[Figure dataset records]
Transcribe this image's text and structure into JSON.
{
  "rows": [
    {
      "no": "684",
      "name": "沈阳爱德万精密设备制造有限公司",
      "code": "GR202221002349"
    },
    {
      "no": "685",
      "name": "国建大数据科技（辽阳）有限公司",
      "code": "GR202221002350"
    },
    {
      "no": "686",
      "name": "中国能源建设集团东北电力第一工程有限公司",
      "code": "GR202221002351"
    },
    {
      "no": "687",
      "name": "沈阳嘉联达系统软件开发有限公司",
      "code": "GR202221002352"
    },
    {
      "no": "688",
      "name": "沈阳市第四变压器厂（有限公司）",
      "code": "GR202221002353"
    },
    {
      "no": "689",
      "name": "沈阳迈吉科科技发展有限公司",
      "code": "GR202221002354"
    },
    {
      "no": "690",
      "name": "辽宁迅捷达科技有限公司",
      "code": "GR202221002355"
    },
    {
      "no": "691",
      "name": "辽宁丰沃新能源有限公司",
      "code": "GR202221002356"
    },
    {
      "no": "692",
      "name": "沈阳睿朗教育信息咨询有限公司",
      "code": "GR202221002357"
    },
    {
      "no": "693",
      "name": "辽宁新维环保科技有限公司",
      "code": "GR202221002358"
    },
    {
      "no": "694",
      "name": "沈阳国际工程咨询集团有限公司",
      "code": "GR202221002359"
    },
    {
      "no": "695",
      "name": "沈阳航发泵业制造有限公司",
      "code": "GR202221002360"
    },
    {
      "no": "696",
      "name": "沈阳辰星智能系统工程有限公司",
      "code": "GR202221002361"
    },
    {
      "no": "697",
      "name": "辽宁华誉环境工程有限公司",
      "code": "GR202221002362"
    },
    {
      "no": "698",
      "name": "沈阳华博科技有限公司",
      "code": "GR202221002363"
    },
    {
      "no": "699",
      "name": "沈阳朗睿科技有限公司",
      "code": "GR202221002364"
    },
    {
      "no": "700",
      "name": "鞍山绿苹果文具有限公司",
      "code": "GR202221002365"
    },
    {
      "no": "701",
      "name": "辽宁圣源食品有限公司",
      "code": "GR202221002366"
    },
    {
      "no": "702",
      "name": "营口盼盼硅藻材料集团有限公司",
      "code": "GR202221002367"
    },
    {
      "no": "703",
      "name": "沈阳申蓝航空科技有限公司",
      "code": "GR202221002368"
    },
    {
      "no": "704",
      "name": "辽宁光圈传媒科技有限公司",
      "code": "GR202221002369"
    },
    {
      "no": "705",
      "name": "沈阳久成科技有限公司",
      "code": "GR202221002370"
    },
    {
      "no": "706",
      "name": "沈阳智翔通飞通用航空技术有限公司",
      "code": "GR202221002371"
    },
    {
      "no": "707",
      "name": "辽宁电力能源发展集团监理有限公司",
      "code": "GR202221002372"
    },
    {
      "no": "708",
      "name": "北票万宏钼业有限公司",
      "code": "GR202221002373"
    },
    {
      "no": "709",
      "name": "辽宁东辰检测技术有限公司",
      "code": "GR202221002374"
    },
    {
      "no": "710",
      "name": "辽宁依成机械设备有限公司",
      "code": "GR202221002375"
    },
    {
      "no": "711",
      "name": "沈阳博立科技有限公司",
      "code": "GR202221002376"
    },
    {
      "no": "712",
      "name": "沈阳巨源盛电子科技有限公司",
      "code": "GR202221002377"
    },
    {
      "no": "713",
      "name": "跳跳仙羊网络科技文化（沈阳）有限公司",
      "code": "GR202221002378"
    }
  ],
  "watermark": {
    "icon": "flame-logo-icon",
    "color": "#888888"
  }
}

**Aim of the task**. All of the entries above must be quoted exactly.

**Written reply**.
Transcribe this image's text and structure into JSON.
{
  "rows": [
    {
      "no": "684",
      "name": "沈阳爱德万精密设备制造有限公司",
      "code": "GR202221002349"
    },
    {
      "no": "685",
      "name": "国建大数据科技（辽阳）有限公司",
      "code": "GR202221002350"
    },
    {
      "no": "686",
      "name": "中国能源建设集团东北电力第一工程有限公司",
      "code": "GR202221002351"
    },
    {
      "no": "687",
      "name": "沈阳嘉联达系统软件开发有限公司",
      "code": "GR202221002352"
    },
    {
      "no": "688",
      "name": "沈阳市第四变压器厂（有限公司）",
      "code": "GR202221002353"
    },
    {
      "no": "689",
      "name": "沈阳迈吉科科技发展有限公司",
      "code": "GR202221002354"
    },
    {
      "no": "690",
      "name": "辽宁迅捷达科技有限公司",
      "code": "GR202221002355"
    },
    {
      "no": "691",
      "name": "辽宁丰沃新能源有限公司",
      "code": "GR202221002356"
    },
    {
      "no": "692",
      "name": "沈阳睿朗教育信息咨询有限公司",
      "code": "GR202221002357"
    },
    {
      "no": "693",
      "name": "辽宁新维环保科技有限公司",
      "code": "GR202221002358"
    },
    {
      "no": "694",
      "name": "沈阳国际工程咨询集团有限公司",
      "code": "GR202221002359"
    },
    {
      "no": "695",
      "name": "沈阳航发泵业制造有限公司",
      "code": "GR202221002360"
    },
    {
      "no": "696",
      "name": "沈阳辰星智能系统工程有限公司",
      "code": "GR202221002361"
    },
    {
      "no": "697",
      "name": "辽宁华誉环境工程有限公司",
      "code": "GR202221002362"
    },
    {
      "no": "698",
      "name": "沈阳华博科技有限公司",
      "code": "GR202221002363"
    },
    {
      "no": "699",
      "name": "沈阳朗睿科技有限公司",
      "code": "GR202221002364"
    },
    {
      "no": "700",
      "name": "鞍山绿苹果文具有限公司",
      "code": "GR202221002365"
    },
    {
      "no": "701",
      "name": "辽宁圣源食品有限公司",
      "code": "GR202221002366"
    },
    {
      "no": "702",
      "name": "营口盼盼硅藻材料集团有限公司",
      "code": "GR202221002367"
    },
    {
      "no": "703",
      "name": "沈阳申蓝航空科技有限公司",
      "code": "GR202221002368"
    },
    {
      "no": "704",
      "name": "辽宁光圈传媒科技有限公司",
      "code": "GR202221002369"
    },
    {
      "no": "705",
      "name": "沈阳久成科技有限公司",
      "code": "GR202221002370"
    },
    {
      "no": "706",
      "name": "沈阳智翔通飞通用航空技术有限公司",
      "code": "GR202221002371"
    },
    {
      "no": "707",
      "name": "辽宁电力能源发展集团监理有限公司",
      "code": "GR202221002372"
    },
    {
      "no": "708",
      "name": "北票万宏钼业有限公司",
      "code": "GR202221002373"
    },
    {
      "no": "709",
      "name": "辽宁东辰检测技术有限公司",
      "code": "GR202221002374"
    },
    {
      "no": "710",
      "name": "辽宁依成机械设备有限公司",
      "code": "GR202221002375"
    },
    {
      "no": "711",
      "name": "沈阳博立科技有限公司",
      "code": "GR202221002376"
    },
    {
      "no": "712",
      "name": "沈阳巨源盛电子科技有限公司",
      "code": "GR202221002377"
    },
    {
      "no": "713",
      "name": "跳跳仙羊网络科技文化（沈阳）有限公司",
      "code": "GR202221002378"
    }
  ],
  "watermark": {
    "icon": "flame-logo-icon",
    "color": "#888888"
  }
}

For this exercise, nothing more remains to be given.